**Text excerpt:**
Sunday 3 April 2011

What would you rescue first in a fire?

Put yourself in this position: you come back after a weekend away. Your housemate meets you at the door with some bad news – the house has been burgled. Your computer’s gone. What’s the firs thing that comes to mind?

Yup – your thesis. My desktop had gone, and the extremely ancient laptop, and the only thing I could think of was, where’s my portable hard drive? Gone too, as it turned out. Three copies of your thesis? Not enough, if they’re all in the same house. I was standing looking at my desk, not allowed to touch the mess, hoping desperately the hard drive was under an unlikely bit of paper. It wasn’t.

A year ago, I heard of a friend of a friend who had obsessively backed up her work on four different computers in her department building, spread across different offices in case of theft or computer virus. The building burnt down and she lost everything.

Every research student I knew reacted in the same way to my news – sympathy, and then as one friend put it ‘pseudo testicular-retraction’ as they all backed up their theses onto multiple disks and pen drives, then went to bed with their USB pens under their pillows. Five separate people asked me if I’d heard of Dropbox, a free internet based storage system (http://www.dropbox.com/). Two pointed out there was a university back up service provided (yes, there is, and I recommend looking into yours, because most universities have them, but I hadn’t been able to install the virtual network onto my PCs, so I couldn’t use it). My supervisor turned pale, and asked what I’d lost.

In some ways I’d been very lucky in the break-in. Only electrical goods had been taken. Nothing irreplaceable, nothing of sentimental value. Only my thesis.

Of course, I’d paid careful attention when I’d heard that story of the girl who lost her thesis in the fire. It’s when I first became obsessive about emailing all my documents to myself. In my uni email account are any number of folders marked ‘data recordings’ ‘transcriptions’ and, most thankfully, ‘chapters’. As it worked out I hadn’t even lost the odds and ends of half written beginnings of things, because I tend to forget my USB drive, and therefore email things between the department and home. It took me a while to sort through the entire sent folder (my habit of never deleting anything has also been vindicated, it turns out), but I got there. So when you find yourself in my shoes, or the shoes of the girl whose department burnt down, what will you be feeling? Despair? Or suitably smug?

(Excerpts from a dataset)
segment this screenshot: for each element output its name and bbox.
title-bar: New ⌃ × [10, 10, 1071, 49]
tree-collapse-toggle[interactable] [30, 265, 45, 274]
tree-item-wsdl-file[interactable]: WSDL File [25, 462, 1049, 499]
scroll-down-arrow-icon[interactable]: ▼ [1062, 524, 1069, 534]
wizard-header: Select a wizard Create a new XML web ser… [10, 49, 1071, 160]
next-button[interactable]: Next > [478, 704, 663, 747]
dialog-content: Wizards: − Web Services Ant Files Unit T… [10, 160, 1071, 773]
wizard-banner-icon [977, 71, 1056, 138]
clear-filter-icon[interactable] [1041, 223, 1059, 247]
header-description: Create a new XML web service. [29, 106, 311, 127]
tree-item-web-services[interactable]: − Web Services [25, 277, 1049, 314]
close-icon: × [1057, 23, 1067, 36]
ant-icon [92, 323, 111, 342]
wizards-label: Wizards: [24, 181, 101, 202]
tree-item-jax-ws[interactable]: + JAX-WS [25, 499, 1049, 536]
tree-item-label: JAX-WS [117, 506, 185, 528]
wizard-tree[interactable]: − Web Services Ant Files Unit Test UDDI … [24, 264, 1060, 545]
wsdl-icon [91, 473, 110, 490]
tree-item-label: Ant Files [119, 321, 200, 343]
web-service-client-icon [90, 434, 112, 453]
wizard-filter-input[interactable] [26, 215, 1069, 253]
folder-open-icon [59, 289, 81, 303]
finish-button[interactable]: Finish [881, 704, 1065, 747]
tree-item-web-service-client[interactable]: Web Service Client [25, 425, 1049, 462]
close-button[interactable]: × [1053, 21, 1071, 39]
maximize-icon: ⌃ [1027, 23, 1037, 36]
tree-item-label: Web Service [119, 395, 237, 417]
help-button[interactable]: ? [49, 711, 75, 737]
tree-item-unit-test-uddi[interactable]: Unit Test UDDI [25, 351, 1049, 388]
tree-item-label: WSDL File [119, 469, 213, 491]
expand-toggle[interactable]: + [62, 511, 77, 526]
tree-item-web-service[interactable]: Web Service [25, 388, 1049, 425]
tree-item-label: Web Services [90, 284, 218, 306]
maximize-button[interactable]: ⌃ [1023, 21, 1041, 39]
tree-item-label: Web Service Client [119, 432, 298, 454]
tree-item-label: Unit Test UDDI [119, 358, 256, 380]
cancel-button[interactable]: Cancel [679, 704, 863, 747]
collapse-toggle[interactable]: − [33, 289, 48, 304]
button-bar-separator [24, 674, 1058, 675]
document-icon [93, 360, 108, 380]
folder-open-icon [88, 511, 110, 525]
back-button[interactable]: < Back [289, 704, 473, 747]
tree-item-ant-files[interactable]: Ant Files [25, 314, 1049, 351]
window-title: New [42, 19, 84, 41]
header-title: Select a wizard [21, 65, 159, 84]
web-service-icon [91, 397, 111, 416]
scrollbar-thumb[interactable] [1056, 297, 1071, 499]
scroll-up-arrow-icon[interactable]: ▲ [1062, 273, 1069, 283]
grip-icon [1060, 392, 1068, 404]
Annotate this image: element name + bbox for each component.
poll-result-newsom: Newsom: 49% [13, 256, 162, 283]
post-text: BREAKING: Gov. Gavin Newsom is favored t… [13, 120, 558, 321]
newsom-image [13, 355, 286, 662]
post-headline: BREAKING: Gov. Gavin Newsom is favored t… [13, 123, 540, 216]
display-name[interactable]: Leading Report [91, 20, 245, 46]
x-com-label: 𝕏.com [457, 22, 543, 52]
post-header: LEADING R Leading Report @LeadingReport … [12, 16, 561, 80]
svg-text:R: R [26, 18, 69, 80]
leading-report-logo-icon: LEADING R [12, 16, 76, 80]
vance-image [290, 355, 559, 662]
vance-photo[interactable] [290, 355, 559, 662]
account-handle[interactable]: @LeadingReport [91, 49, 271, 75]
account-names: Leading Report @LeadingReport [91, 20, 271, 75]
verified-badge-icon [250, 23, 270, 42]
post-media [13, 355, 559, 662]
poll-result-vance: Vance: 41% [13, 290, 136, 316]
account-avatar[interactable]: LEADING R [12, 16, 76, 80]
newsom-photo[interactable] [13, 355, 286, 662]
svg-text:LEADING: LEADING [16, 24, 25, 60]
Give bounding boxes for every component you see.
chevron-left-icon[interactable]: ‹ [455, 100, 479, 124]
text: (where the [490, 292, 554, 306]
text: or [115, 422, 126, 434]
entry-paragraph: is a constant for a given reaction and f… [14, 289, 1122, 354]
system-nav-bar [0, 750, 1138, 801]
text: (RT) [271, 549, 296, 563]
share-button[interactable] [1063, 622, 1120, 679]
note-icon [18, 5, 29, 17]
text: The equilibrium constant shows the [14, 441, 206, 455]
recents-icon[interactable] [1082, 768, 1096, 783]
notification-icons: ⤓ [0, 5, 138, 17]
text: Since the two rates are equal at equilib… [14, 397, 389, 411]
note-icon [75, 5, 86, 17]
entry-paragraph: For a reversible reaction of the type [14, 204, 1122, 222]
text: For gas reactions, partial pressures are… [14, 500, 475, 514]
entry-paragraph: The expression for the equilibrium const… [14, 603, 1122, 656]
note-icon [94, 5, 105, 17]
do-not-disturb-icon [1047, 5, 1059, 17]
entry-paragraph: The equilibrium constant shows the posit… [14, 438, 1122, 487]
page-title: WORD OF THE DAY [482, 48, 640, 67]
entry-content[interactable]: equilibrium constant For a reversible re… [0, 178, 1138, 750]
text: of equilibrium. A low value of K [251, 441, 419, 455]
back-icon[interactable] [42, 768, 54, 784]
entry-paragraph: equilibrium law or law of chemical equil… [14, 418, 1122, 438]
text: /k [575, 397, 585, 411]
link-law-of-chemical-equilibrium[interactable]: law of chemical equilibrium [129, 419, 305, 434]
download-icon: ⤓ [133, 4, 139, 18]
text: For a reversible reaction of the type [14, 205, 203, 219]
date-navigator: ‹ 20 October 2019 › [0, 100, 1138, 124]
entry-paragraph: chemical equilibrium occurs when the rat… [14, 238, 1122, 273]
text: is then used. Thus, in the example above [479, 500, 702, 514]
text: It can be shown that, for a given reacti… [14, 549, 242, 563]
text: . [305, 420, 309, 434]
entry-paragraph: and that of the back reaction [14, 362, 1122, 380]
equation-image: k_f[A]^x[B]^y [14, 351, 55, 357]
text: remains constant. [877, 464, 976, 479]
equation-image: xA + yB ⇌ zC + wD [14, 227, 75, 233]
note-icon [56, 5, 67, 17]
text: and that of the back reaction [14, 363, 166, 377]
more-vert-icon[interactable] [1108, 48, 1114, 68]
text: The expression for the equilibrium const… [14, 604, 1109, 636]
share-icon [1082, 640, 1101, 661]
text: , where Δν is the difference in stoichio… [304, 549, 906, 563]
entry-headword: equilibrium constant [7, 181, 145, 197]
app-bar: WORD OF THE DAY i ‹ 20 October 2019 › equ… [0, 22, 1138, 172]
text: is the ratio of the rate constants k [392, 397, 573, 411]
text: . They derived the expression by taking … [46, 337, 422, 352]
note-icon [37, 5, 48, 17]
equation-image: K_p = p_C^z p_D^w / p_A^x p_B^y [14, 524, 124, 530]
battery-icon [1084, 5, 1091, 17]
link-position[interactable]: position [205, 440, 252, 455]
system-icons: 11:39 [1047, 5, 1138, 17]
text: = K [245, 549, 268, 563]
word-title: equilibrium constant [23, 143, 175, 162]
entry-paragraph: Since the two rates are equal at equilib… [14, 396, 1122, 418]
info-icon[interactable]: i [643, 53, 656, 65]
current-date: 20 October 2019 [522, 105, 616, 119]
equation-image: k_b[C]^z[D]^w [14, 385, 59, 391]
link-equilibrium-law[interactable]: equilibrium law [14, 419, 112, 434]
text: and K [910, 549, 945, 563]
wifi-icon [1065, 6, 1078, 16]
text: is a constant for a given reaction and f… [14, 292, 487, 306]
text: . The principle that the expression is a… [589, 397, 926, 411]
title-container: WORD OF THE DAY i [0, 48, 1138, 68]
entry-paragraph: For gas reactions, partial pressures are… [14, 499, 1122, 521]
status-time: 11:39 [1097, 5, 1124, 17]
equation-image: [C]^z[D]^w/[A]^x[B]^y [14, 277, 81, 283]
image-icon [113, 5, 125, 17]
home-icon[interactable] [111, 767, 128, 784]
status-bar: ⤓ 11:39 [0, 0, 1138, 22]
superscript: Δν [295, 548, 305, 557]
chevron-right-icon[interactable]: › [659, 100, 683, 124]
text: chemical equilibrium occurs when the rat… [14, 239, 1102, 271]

**Activities:**
1. Condense the paragraph of the blog post on thesis backups that begins "Every research student I knew reacted" into a short bulleted list, keeping its main facts.
2. According to the blog post on thesis backups, what folder names are in the writer's university email account?

**Answers to the exercise:**
1.
- Every research student the writer knew responded with sympathy, then backed up their theses onto multiple disks and pen drives.
- Five people asked whether the writer had heard of Dropbox, a free internet-based storage system.
- Two pointed out that the university provided a backup service. The writer recommends looking into one, but couldn't use it because the virtual network wouldn't install on the writer's PCs.
- The writer's supervisor turned pale and asked what had been lost.

2. The folders are marked 'data recordings', 'transcriptions' and 'chapters'.